Compiti:
1. Riassumi l'estratto in due frasi.
2. Trascrivi dall'estratto il passo che va dalle parole "A nostro parere, qualcosa" fino alle parole "nella crisi globale." comprese.

Estratto:

• • • • •

Così nel mese di dicembre, la CEAC comunica che "ogni altra misura volta a sostenere la KAP come nuovi contributi per l'energia elettrica o altri privilegi, implica solo una conservazione artificiale della società, mentre i nuovi costi e le perdite ricadrebbero sempre sullo Stato", chiudendo qualsiasi prospettiva di sviluppo dello stabilimento. La dirigenza infatti avverte che vi è una situazione di disastro finanziario all’interno della società, che non verrà facilmente colmata con misure superficiali: da queste parole, sembra che la CEAC non è assolutamente intenzionata a tenere aperta la fabbrica di alluminio, giudicata ormai un pessimo investimento da liquidare nel più breve tempo possibile. Infatti, secondo alcune fonti riportate dal quotidiano di Podgorica Vjesti, il miliardario russo sta attualmente negoziando, con diversi investitori cinesi e americani, la vendita del pacchetto di minoranza delle sue società, tra cui anche il gigante dell'alluminio Russian Aluminum (RusAl) , nel tentativo di reperire i fondi necessari per pagare i debiti contratti verso le banche.
A nostro parere, qualcosa cambia ad un certo punto, perché la società lancia l'allarme sulla crisi di liquidità della compagnia, la quale potrebbe mettere a rischio la sopravvivenza della stessa. Dopo la crisi finanziaria strutturale, si parla di crisi di liquidità, per poi sfociare nella crisi globale.

Nel frattempo, infatti, le perturbazioni del mercato finanziario colpiscono senza pietà gran parte degli investimenti dell’oligarca russo Deripaska, che accumula in poche settimane un debito personale di 20 miliardi di dollari, per il quale ha chiesto un credito offrendo come garanzia la sua partecipazione nel gruppo assicurativo russo Ingosstrakh, controllato mediate il fondo Basic Element . Sembra che dopo la forte espansione del suo patrimonio - con investimenti nel comparto dell'energia, delle costruzioni e quello bancario-assicurativo - Deripaska deve progressivamente dismettere parte delle sue proprietà, a cominciare dal 20% di Magna (produttore canadese di componenti per auto), dal 9,99% del costruttore tedesco Hochtief, per poi perdere in borsa il 75% di Basic Element e rifinanziare il prestito ottenuto da un consorzio di banche estere con un finanziamento dello Stato russo per 4,5 miliardi di dollari; tale manovra gli costa cara perché la sua posizione nella Basic Element diventa sempre più precaria, sino all’avanzamento dei soci di minoranza. Dunque, il magnate russo - che comunque gode del sostegno diretto del Cremlino, e di numerosi gruppi bancari europei, come quello dei Rothschild - è stato costretto ad una serie di corsi e ricorsi di emergenza, per colmare un enorme debito, nato però da investimenti speculativi che hanno visto crescere il loro valore nel giro di pochi mesi.

• • • • •

Righe:
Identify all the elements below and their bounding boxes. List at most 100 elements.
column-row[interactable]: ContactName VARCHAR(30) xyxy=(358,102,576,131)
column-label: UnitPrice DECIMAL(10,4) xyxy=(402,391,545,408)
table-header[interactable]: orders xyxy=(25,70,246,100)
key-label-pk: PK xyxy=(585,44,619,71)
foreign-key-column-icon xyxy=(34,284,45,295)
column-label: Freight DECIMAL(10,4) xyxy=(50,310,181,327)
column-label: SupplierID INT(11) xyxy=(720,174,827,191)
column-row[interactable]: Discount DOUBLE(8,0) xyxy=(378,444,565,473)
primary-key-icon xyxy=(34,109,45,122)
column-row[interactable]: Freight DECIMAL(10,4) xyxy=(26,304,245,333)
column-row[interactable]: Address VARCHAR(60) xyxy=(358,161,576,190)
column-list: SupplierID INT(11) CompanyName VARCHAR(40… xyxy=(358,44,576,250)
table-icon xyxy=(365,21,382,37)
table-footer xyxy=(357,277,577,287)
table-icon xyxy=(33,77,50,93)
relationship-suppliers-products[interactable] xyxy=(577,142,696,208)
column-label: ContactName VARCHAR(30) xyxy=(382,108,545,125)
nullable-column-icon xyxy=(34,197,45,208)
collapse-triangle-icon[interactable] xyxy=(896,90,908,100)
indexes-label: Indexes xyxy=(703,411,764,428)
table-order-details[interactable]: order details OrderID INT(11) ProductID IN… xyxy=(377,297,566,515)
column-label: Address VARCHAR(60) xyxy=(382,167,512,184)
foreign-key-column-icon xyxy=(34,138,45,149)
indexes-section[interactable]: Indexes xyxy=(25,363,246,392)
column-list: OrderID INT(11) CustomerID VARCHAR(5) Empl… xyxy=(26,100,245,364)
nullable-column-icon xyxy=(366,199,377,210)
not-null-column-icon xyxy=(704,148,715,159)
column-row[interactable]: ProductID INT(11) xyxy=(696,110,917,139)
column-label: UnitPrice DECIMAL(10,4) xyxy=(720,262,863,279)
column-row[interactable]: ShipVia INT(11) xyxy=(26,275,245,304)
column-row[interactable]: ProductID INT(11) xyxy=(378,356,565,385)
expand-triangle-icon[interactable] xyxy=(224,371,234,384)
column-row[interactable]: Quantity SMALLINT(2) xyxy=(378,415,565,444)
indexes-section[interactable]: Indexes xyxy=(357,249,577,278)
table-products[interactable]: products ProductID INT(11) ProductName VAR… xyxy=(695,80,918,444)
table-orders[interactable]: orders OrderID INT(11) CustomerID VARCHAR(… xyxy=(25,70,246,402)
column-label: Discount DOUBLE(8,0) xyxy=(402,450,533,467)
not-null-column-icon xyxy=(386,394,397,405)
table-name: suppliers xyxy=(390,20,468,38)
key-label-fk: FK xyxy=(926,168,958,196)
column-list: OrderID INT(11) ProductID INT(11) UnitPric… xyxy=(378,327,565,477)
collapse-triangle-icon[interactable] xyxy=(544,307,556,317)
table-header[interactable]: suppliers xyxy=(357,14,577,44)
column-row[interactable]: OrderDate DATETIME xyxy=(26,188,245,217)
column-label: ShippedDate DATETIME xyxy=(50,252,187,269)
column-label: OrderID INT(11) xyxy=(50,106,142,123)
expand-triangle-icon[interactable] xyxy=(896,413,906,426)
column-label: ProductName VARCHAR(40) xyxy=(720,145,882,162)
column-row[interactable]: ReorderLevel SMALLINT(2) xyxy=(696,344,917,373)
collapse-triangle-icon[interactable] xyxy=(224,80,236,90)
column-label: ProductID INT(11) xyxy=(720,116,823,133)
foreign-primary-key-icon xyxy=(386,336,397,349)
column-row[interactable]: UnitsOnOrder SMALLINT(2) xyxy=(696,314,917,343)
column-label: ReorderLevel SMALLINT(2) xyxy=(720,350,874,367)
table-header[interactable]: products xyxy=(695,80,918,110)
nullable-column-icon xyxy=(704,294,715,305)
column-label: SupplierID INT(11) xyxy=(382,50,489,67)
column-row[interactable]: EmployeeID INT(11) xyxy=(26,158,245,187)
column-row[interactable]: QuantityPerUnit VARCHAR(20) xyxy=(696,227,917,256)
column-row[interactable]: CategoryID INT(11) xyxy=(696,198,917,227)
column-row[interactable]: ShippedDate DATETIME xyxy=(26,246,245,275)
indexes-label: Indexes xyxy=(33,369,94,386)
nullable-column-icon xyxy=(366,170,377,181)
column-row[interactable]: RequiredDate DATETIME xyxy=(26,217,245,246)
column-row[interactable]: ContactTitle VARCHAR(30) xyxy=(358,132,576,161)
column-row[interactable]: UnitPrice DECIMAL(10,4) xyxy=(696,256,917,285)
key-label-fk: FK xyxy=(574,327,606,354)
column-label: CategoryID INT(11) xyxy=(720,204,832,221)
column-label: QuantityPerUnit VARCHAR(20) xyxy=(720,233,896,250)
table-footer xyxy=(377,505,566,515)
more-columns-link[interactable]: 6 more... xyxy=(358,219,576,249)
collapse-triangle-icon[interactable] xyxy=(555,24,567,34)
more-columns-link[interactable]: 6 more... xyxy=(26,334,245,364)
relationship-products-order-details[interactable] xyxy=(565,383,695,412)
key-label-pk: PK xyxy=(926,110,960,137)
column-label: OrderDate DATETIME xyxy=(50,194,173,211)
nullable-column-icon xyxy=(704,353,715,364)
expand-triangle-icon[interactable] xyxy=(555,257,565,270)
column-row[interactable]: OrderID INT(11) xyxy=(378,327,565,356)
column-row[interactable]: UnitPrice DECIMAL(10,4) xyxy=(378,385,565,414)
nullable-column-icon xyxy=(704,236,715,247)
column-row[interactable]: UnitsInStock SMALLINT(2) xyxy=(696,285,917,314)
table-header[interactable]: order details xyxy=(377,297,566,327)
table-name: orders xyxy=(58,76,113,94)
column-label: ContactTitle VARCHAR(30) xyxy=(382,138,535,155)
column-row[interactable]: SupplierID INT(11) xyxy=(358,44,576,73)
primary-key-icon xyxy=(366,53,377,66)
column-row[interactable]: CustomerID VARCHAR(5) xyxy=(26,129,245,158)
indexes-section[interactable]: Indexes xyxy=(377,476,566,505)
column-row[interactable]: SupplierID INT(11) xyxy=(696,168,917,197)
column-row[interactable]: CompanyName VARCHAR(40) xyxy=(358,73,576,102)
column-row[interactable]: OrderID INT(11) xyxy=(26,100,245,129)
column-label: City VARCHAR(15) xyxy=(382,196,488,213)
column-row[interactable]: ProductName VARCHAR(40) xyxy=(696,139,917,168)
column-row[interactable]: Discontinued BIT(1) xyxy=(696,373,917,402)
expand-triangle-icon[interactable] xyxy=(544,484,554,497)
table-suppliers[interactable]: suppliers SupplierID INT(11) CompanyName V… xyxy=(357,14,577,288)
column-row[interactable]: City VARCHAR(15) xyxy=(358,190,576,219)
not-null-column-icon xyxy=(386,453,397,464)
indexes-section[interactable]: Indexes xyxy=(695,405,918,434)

• • • • •

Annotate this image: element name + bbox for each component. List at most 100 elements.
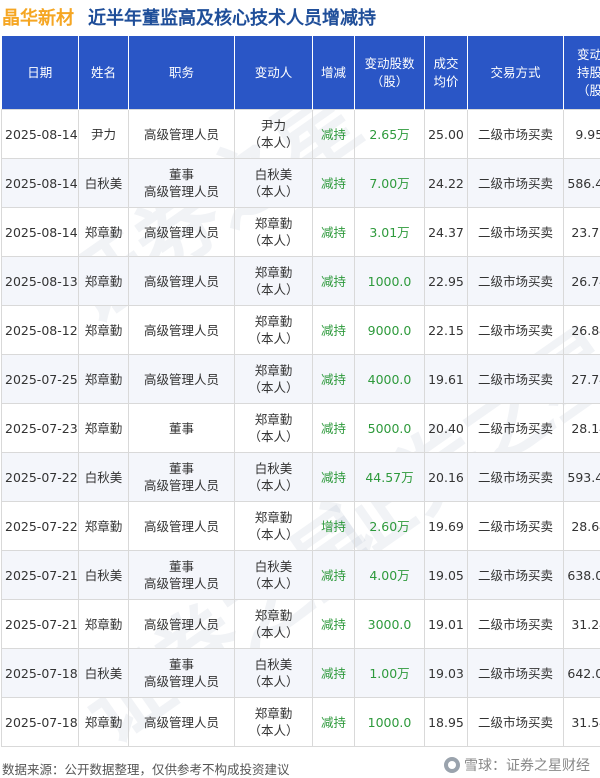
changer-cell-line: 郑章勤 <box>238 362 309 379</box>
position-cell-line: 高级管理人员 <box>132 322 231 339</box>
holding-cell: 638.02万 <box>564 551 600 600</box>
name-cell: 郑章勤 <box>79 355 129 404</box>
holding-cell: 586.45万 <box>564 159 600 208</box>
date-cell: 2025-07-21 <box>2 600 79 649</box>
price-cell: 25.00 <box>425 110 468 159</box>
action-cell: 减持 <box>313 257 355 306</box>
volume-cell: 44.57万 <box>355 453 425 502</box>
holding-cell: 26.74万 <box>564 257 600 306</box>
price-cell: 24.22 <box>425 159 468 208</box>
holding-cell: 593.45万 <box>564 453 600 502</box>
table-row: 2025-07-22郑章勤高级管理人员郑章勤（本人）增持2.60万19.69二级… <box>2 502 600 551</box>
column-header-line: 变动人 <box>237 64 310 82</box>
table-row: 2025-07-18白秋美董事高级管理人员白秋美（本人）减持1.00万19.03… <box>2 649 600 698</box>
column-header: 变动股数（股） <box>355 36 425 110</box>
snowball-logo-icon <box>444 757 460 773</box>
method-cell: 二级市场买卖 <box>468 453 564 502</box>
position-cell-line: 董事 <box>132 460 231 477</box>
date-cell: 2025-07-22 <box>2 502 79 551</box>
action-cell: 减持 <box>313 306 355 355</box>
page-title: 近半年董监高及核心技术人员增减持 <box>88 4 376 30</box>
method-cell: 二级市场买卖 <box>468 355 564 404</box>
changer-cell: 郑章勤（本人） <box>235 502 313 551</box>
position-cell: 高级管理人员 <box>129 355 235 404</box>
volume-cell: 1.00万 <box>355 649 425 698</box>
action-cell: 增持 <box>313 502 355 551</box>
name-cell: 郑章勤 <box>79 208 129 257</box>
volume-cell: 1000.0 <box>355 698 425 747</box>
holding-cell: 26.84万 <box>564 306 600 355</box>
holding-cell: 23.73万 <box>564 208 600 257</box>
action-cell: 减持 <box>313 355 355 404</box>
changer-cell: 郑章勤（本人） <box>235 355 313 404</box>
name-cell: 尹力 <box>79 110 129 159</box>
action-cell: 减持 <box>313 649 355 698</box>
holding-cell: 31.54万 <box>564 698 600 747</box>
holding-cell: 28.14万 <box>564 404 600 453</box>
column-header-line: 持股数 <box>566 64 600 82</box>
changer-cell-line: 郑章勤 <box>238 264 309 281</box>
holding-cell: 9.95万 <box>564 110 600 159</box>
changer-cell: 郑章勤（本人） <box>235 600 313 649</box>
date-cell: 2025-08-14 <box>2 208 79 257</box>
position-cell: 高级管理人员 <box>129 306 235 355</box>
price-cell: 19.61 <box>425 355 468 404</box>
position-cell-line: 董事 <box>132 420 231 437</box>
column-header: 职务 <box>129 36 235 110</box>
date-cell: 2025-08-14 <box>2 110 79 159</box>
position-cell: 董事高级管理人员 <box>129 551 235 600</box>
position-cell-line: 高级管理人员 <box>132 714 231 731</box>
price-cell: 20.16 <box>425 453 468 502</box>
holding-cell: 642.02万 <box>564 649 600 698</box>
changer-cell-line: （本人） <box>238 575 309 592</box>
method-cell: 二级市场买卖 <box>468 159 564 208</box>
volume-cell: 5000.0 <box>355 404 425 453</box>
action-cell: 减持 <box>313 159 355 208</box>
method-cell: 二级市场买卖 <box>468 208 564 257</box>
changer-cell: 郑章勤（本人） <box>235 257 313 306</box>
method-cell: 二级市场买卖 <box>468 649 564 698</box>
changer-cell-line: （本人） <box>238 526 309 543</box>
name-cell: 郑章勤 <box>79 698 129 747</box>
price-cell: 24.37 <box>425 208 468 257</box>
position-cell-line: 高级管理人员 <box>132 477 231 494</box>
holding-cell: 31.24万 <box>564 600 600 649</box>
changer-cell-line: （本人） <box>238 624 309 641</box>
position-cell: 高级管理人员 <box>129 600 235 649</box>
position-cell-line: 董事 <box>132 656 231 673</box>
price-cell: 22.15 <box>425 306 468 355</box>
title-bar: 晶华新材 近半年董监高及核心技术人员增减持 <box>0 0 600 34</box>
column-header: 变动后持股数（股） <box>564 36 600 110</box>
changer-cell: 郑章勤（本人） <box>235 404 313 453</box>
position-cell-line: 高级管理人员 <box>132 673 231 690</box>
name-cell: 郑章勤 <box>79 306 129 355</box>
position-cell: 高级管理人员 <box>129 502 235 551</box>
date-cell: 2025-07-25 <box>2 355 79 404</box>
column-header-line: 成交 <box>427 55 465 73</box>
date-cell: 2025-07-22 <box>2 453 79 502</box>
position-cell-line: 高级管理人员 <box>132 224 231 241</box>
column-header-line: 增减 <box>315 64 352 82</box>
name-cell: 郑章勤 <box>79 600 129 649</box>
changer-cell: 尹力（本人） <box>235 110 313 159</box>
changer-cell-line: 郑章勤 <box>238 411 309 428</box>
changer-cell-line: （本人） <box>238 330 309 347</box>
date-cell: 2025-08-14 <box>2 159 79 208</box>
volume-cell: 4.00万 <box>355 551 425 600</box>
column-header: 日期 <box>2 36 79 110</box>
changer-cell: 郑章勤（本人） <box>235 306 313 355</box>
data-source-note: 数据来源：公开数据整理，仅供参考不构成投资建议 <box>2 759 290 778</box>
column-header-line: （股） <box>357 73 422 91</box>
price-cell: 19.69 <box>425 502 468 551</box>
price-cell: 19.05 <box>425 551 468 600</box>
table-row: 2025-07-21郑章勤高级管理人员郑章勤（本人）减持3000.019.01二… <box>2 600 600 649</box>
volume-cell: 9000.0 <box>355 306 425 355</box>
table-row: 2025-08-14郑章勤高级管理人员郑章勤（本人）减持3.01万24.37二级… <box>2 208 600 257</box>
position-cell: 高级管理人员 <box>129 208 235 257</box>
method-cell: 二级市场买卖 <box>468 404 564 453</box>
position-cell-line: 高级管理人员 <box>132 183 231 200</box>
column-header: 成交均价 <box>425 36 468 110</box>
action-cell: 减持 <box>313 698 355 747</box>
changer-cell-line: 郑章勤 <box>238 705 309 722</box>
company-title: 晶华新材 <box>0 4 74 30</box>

• • • • •

Risposte finali:
1. La CEAC esclude nuove misure di sostegno alla KAP, giudicandole una conservazione artificiale della società i cui costi ricadrebbero sullo Stato, e la fabbrica di alluminio appare ormai un pessimo investimento da liquidare. Intanto le perturbazioni del mercato finanziario colpiscono gli investimenti di Deripaska, che accumula un debito personale di 20 miliardi di dollari ed è costretto a dismettere parte delle sue proprietà.

2.
A nostro parere, qualcosa cambia ad un certo punto, perché la società lancia l'allarme sulla crisi di liquidità della compagnia, la quale potrebbe mettere a rischio la sopravvivenza della stessa. Dopo la crisi finanziaria strutturale, si parla di crisi di liquidità, per poi sfociare nella crisi globale.